:: Short problem 1 ::
According to the swiotlb discussion, why does the quoted reply favor a more generic approach over "adding hooks to some archs"? Answer in one to three sentences.
:: Short problem 2 ::
Carry on with the swiotlb discussion from the point where the patch stops.

++++ Passage given ++++

FUJITA Tomonori wrote:
> If we want to make swiotlb generic (make on any architectures), we
> need to handle more cache issues here, I think. So it's better to have
> more generic ways instead of adding hooks to some archs.
> 

Ok. So what would be an acceptable way of handling this in a generic way?
Should we for example have 2 levels of DMA ops in the swiotlb case (swiotlb and "actual") and call the 2nd level ("actual") from the swiotlb code whenever we need to act on non-bounced buffers?
Any other ideas?

Thanks,
Albert

Patch

diff --git a/arch/ia64/include/asm/swiotlb.h b/arch/ia64/include/asm/swiotlb.h
index f0acde6..6722090 100644
--- a/arch/ia64/include/asm/swiotlb.h
+++ b/arch/ia64/include/asm/swiotlb.h
@@ -14,4 +14,14 @@  static inline void pci_swiotlb_init(void)
 }
 #endif
 
+static inline void swiotlb_dma_sync_page(struct page *page,
+					 unsigned long offset,
+					 size_t size, int direction)
+{
+}
+
+static inline void swiotlb_dma_sync(void *vaddr, size_t size, int direction)

++++ Data ++++

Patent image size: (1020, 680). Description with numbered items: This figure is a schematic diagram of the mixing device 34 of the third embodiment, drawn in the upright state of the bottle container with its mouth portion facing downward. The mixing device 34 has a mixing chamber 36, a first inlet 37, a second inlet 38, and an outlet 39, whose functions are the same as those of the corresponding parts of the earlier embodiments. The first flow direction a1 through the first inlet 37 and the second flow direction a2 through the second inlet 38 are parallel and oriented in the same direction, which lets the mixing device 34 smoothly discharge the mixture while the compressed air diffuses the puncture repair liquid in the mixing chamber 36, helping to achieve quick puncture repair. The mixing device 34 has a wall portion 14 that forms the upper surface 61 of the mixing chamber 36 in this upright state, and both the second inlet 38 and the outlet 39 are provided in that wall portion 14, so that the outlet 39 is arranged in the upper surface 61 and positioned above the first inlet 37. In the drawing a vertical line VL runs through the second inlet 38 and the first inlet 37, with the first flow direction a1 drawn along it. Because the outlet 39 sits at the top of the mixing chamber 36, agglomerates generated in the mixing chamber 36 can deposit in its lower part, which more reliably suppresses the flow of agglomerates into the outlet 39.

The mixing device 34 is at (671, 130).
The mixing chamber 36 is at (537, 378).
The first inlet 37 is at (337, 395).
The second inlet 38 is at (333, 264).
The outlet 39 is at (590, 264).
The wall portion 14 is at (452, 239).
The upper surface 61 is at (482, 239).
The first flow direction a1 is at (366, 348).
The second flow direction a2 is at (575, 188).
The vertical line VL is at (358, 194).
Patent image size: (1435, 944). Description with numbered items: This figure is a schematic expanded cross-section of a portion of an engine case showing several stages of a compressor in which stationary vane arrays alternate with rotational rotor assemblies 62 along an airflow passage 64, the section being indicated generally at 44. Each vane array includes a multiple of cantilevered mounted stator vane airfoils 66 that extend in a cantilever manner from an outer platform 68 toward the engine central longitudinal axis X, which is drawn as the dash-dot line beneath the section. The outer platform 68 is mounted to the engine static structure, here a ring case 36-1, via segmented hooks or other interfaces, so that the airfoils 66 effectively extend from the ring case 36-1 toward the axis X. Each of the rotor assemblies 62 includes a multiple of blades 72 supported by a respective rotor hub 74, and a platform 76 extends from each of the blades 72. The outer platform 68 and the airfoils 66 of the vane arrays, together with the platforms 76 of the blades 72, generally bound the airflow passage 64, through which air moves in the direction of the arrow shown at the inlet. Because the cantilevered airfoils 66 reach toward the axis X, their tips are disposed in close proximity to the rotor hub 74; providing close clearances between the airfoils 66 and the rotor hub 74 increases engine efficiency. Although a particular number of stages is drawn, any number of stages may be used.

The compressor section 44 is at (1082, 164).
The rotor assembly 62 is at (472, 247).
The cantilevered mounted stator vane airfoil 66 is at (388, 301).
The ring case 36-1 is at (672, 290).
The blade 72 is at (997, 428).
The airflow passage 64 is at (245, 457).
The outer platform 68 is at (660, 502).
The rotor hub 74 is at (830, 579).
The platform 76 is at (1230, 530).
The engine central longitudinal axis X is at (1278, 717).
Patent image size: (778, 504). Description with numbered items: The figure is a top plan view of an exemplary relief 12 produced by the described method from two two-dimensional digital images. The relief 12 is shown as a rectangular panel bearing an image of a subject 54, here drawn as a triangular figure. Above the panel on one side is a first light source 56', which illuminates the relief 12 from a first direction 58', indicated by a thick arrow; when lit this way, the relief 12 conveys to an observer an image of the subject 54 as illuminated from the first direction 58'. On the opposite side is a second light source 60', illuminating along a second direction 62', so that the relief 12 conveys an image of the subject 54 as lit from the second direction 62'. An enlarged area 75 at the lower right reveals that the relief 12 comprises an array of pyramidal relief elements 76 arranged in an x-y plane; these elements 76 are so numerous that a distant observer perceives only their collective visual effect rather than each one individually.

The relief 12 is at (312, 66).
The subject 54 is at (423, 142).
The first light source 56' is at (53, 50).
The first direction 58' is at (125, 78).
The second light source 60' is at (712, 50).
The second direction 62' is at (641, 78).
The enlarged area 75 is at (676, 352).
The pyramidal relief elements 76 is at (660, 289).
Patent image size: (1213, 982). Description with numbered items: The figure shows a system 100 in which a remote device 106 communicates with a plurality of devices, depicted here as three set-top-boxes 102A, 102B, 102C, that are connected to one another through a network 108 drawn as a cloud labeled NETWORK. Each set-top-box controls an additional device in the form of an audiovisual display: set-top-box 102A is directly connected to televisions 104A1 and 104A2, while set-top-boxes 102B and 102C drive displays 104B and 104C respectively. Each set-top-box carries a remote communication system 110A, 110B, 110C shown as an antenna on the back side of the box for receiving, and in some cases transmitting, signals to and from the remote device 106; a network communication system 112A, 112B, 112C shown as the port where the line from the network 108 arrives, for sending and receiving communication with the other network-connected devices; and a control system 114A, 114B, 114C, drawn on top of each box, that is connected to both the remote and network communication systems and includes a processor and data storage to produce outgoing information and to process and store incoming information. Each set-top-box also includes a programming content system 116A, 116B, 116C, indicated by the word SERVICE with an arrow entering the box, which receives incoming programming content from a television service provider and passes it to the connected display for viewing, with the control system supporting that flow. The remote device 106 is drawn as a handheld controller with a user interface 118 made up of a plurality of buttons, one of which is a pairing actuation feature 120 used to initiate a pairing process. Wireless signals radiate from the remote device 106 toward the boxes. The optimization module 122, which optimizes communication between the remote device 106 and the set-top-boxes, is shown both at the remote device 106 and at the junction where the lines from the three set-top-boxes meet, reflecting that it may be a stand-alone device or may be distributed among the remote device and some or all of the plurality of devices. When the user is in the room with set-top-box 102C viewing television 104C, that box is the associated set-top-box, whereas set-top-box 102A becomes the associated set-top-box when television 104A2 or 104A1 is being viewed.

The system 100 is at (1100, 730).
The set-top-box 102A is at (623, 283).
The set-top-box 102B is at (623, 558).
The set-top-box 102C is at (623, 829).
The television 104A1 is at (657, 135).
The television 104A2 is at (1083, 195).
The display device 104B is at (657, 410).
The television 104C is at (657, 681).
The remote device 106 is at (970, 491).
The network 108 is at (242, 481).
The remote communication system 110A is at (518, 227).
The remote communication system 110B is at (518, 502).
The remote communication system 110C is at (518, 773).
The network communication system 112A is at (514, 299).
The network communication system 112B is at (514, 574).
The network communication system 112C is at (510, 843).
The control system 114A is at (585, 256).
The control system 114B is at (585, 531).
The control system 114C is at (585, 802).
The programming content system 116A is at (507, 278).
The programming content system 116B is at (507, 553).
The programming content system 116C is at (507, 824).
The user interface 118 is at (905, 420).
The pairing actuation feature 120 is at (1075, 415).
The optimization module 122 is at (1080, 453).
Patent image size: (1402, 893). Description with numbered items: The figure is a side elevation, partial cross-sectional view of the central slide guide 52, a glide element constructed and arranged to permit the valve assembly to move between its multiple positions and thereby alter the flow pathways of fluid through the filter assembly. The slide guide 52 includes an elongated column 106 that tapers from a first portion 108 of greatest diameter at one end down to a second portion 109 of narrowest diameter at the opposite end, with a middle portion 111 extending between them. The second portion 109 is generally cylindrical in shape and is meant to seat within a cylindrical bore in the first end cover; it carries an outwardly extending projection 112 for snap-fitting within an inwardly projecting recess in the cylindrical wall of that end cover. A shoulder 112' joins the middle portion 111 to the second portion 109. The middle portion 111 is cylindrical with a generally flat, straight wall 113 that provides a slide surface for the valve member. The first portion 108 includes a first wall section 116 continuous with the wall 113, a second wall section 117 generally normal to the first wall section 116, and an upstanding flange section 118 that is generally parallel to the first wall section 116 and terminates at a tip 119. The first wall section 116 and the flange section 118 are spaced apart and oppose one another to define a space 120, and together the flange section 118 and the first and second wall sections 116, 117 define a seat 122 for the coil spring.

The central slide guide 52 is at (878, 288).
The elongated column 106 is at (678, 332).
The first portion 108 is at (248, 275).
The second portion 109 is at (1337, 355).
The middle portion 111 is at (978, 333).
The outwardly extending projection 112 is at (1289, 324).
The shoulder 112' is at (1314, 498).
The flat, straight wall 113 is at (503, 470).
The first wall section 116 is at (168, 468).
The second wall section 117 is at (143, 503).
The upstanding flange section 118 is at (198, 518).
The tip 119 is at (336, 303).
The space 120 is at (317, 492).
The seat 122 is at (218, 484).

++++

:: Exercise output 1 ::
The reply says that making swiotlb generic, so that it works on any architecture, would require handling more cache issues at that point. For this reason it prefers more generic methods to hooks added only for certain architectures.

:: Exercise output 2 ::
+{
+}
+
 #endif /* ASM_IA64__SWIOTLB_H */
diff --git a/arch/powerpc/include/asm/swiotlb.h b/arch/powerpc/include/asm/swiotlb.h
index 8979d4c..603b343 100644
--- a/arch/powerpc/include/asm/swiotlb.h
+++ b/arch/powerpc/include/asm/swiotlb.h
@@ -22,4 +22,7 @@  int __init swiotlb_setup_bus_notifier(void);
 
 extern void pci_dma_dev_setup_swiotlb(struct pci_dev *pdev);
 
+#define swiotlb_dma_sync_page __dma_sync_page
+#define swiotlb_dma_sync __dma_sync
+
 #endif /* __ASM_SWIOTLB_H */
diff --git a/arch/x86/include/asm/swiotlb.h b/arch/x86/include/asm/swiotlb.h
index 8085277..e5f6d9c 100644
--- a/arch/x86/include/asm/swiotlb.h
+++ b/arch/x86/include/asm/swiotlb.h
@@ -20,4 +20,14 @@  static inline void pci_swiotlb_init(void)
 
 static inline void dma_mark_clean(void *addr, size_t size) {}
 
+static inline void swiotlb_dma_sync_page(struct page *page,
+					 unsigned long offset,
+					 size_t size, int direction)
+{
+}
+
+static inline void swiotlb_dma_sync(void *vaddr, size_t size, int direction)
+{
+}
+
 #endif /* _ASM_X86_SWIOTLB_H */
diff --git a/lib/swiotlb.c b/lib/swiotlb.c
index 94db5df..8f2dad9 100644
--- a/lib/swiotlb.c
+++ b/lib/swiotlb.c
@@ -346,10 +346,13 @@  static void swiotlb_bounce(phys_addr_t phys, char *dma_addr, size_t size,
 			local_irq_save(flags);
 			buffer = kmap_atomic(pfn_to_page(pfn),
 					     KM_BOUNCE_READ);
-			if (dir == DMA_TO_DEVICE)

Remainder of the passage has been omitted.